Reproduce this listing in full.

Source records
::::::::
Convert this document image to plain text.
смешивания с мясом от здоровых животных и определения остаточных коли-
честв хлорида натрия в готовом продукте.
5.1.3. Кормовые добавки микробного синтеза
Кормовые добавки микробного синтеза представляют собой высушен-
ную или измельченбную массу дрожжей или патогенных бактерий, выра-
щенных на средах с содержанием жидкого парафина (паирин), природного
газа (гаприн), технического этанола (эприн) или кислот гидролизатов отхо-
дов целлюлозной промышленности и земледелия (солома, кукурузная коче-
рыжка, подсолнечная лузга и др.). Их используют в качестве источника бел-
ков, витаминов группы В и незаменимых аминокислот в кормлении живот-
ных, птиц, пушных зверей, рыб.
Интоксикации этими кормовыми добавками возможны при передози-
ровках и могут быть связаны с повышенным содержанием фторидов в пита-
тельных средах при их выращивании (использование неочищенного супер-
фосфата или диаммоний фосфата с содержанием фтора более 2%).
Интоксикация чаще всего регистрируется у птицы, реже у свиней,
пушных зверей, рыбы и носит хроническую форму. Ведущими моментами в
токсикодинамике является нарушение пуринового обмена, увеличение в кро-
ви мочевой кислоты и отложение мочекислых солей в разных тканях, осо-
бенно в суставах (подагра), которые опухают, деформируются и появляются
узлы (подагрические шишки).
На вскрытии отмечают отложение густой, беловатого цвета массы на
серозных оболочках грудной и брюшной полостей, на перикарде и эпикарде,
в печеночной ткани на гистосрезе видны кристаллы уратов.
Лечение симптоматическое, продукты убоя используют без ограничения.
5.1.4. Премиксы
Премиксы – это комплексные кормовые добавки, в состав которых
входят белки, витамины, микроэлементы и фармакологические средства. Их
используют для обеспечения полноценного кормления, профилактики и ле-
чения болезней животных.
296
::::::::
**EXPECTED ANSWER**.
Convert this document image to plain text.
смешивания с мясом от здоровых животных и определения остаточных коли-
честв хлорида натрия в готовом продукте.
5.1.3. Кормовые добавки микробного синтеза
Кормовые добавки микробного синтеза представляют собой высушен-
ную или измельченбную массу дрожжей или патогенных бактерий, выра-
щенных на средах с содержанием жидкого парафина (паирин), природного
газа (гаприн), технического этанола (эприн) или кислот гидролизатов отхо-
дов целлюлозной промышленности и земледелия (солома, кукурузная коче-
рыжка, подсолнечная лузга и др.). Их используют в качестве источника бел-
ков, витаминов группы В и незаменимых аминокислот в кормлении живот-
ных, птиц, пушных зверей, рыб.
Интоксикации этими кормовыми добавками возможны при передози-
ровках и могут быть связаны с повышенным содержанием фторидов в пита-
тельных средах при их выращивании (использование неочищенного супер-
фосфата или диаммоний фосфата с содержанием фтора более 2%).
Интоксикация чаще всего регистрируется у птицы, реже у свиней,
пушных зверей, рыбы и носит хроническую форму. Ведущими моментами в
токсикодинамике является нарушение пуринового обмена, увеличение в кро-
ви мочевой кислоты и отложение мочекислых солей в разных тканях, осо-
бенно в суставах (подагра), которые опухают, деформируются и появляются
узлы (подагрические шишки).
На вскрытии отмечают отложение густой, беловатого цвета массы на
серозных оболочках грудной и брюшной полостей, на перикарде и эпикарде,
в печеночной ткани на гистосрезе видны кристаллы уратов.
Лечение симптоматическое, продукты убоя используют без ограничения.
5.1.4. Премиксы
Премиксы – это комплексные кормовые добавки, в состав которых
входят белки, витамины, микроэлементы и фармакологические средства. Их
используют для обеспечения полноценного кормления, профилактики и ле-
чения болезней животных.
296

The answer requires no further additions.